**Entries supplied**
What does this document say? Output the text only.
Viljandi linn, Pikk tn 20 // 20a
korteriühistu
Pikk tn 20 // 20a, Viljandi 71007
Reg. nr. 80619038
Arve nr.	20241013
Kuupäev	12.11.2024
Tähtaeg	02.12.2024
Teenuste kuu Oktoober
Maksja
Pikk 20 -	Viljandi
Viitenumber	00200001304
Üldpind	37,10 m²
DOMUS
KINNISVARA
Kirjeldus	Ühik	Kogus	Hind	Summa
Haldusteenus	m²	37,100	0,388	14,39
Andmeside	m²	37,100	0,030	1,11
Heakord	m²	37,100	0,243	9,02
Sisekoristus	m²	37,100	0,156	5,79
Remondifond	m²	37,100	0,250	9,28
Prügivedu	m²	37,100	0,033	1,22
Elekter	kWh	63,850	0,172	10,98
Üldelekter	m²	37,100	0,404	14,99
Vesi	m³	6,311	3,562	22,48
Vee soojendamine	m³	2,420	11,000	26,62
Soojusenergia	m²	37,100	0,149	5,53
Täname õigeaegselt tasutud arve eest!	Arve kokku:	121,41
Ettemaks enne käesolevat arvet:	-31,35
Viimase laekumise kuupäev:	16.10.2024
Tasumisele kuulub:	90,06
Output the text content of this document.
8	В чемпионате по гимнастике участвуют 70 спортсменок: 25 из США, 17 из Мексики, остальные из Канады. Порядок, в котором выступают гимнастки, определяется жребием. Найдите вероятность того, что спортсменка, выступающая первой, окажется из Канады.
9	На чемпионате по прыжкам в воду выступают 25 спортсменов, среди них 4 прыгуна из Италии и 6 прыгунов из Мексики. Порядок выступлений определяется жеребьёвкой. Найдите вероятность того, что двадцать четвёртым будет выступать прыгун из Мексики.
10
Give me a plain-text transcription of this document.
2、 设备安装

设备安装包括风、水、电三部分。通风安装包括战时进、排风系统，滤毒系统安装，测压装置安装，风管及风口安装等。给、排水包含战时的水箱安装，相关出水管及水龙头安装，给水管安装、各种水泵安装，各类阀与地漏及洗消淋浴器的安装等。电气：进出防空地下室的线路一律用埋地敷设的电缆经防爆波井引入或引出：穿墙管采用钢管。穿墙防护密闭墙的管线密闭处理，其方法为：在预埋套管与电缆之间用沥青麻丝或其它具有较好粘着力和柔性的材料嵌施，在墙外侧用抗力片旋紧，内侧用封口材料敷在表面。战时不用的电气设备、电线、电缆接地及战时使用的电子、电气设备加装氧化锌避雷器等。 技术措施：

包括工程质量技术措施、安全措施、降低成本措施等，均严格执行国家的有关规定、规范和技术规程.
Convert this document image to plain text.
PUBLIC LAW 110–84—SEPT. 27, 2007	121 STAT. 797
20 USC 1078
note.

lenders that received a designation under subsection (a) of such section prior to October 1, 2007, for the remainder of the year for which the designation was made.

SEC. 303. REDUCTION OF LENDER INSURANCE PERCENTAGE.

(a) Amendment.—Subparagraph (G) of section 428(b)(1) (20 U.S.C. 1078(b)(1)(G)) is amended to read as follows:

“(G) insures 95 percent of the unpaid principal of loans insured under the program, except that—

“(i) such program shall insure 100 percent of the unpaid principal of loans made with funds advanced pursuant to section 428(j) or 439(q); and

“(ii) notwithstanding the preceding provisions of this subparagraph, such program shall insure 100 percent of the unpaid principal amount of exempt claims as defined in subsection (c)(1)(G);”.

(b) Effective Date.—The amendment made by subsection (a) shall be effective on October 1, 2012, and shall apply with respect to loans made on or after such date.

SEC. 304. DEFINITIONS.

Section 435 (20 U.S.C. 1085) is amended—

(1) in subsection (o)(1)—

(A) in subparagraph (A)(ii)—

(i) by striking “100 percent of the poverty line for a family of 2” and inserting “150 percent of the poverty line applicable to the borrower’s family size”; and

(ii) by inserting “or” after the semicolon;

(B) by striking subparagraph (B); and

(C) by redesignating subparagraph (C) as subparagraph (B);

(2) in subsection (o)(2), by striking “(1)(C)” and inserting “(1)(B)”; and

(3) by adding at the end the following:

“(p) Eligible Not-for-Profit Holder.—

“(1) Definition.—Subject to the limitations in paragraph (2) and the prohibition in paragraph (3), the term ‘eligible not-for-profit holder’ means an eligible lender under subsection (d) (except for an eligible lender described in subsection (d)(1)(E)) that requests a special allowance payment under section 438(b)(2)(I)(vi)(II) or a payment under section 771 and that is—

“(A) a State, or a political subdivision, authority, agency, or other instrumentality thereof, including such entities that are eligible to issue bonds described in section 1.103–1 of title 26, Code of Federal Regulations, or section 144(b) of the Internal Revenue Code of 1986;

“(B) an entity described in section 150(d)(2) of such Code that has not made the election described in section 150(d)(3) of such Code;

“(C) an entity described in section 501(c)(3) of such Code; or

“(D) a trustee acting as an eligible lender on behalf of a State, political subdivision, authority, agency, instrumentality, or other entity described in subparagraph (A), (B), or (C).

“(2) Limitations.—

**What to produce**
Faithfully reproduce all of the records, character for character.

**Complete response**
What does this document say? Output the text only.
Viljandi linn, Pikk tn 20 // 20a
korteriühistu
Pikk tn 20 // 20a, Viljandi 71007
Reg. nr. 80619038
Arve nr.	20241013
Kuupäev	12.11.2024
Tähtaeg	02.12.2024
Teenuste kuu Oktoober
Maksja
Pikk 20 -	Viljandi
Viitenumber	00200001304
Üldpind	37,10 m²
DOMUS
KINNISVARA
Kirjeldus	Ühik	Kogus	Hind	Summa
Haldusteenus	m²	37,100	0,388	14,39
Andmeside	m²	37,100	0,030	1,11
Heakord	m²	37,100	0,243	9,02
Sisekoristus	m²	37,100	0,156	5,79
Remondifond	m²	37,100	0,250	9,28
Prügivedu	m²	37,100	0,033	1,22
Elekter	kWh	63,850	0,172	10,98
Üldelekter	m²	37,100	0,404	14,99
Vesi	m³	6,311	3,562	22,48
Vee soojendamine	m³	2,420	11,000	26,62
Soojusenergia	m²	37,100	0,149	5,53
Täname õigeaegselt tasutud arve eest!	Arve kokku:	121,41
Ettemaks enne käesolevat arvet:	-31,35
Viimase laekumise kuupäev:	16.10.2024
Tasumisele kuulub:	90,06
Output the text content of this document.
8	В чемпионате по гимнастике участвуют 70 спортсменок: 25 из США, 17 из Мексики, остальные из Канады. Порядок, в котором выступают гимнастки, определяется жребием. Найдите вероятность того, что спортсменка, выступающая первой, окажется из Канады.
9	На чемпионате по прыжкам в воду выступают 25 спортсменов, среди них 4 прыгуна из Италии и 6 прыгунов из Мексики. Порядок выступлений определяется жеребьёвкой. Найдите вероятность того, что двадцать четвёртым будет выступать прыгун из Мексики.
10
Give me a plain-text transcription of this document.
2、 设备安装

设备安装包括风、水、电三部分。通风安装包括战时进、排风系统，滤毒系统安装，测压装置安装，风管及风口安装等。给、排水包含战时的水箱安装，相关出水管及水龙头安装，给水管安装、各种水泵安装，各类阀与地漏及洗消淋浴器的安装等。电气：进出防空地下室的线路一律用埋地敷设的电缆经防爆波井引入或引出：穿墙管采用钢管。穿墙防护密闭墙的管线密闭处理，其方法为：在预埋套管与电缆之间用沥青麻丝或其它具有较好粘着力和柔性的材料嵌施，在墙外侧用抗力片旋紧，内侧用封口材料敷在表面。战时不用的电气设备、电线、电缆接地及战时使用的电子、电气设备加装氧化锌避雷器等。 技术措施：

包括工程质量技术措施、安全措施、降低成本措施等，均严格执行国家的有关规定、规范和技术规程.
Convert this document image to plain text.
PUBLIC LAW 110–84—SEPT. 27, 2007	121 STAT. 797
20 USC 1078
note.

lenders that received a designation under subsection (a) of such section prior to October 1, 2007, for the remainder of the year for which the designation was made.

SEC. 303. REDUCTION OF LENDER INSURANCE PERCENTAGE.

(a) Amendment.—Subparagraph (G) of section 428(b)(1) (20 U.S.C. 1078(b)(1)(G)) is amended to read as follows:

“(G) insures 95 percent of the unpaid principal of loans insured under the program, except that—

“(i) such program shall insure 100 percent of the unpaid principal of loans made with funds advanced pursuant to section 428(j) or 439(q); and

“(ii) notwithstanding the preceding provisions of this subparagraph, such program shall insure 100 percent of the unpaid principal amount of exempt claims as defined in subsection (c)(1)(G);”.

(b) Effective Date.—The amendment made by subsection (a) shall be effective on October 1, 2012, and shall apply with respect to loans made on or after such date.

SEC. 304. DEFINITIONS.

Section 435 (20 U.S.C. 1085) is amended—

(1) in subsection (o)(1)—

(A) in subparagraph (A)(ii)—

(i) by striking “100 percent of the poverty line for a family of 2” and inserting “150 percent of the poverty line applicable to the borrower’s family size”; and

(ii) by inserting “or” after the semicolon;

(B) by striking subparagraph (B); and

(C) by redesignating subparagraph (C) as subparagraph (B);

(2) in subsection (o)(2), by striking “(1)(C)” and inserting “(1)(B)”; and

(3) by adding at the end the following:

“(p) Eligible Not-for-Profit Holder.—

“(1) Definition.—Subject to the limitations in paragraph (2) and the prohibition in paragraph (3), the term ‘eligible not-for-profit holder’ means an eligible lender under subsection (d) (except for an eligible lender described in subsection (d)(1)(E)) that requests a special allowance payment under section 438(b)(2)(I)(vi)(II) or a payment under section 771 and that is—

“(A) a State, or a political subdivision, authority, agency, or other instrumentality thereof, including such entities that are eligible to issue bonds described in section 1.103–1 of title 26, Code of Federal Regulations, or section 144(b) of the Internal Revenue Code of 1986;

“(B) an entity described in section 150(d)(2) of such Code that has not made the election described in section 150(d)(3) of such Code;

“(C) an entity described in section 501(c)(3) of such Code; or

“(D) a trustee acting as an eligible lender on behalf of a State, political subdivision, authority, agency, instrumentality, or other entity described in subparagraph (A), (B), or (C).

“(2) Limitations.—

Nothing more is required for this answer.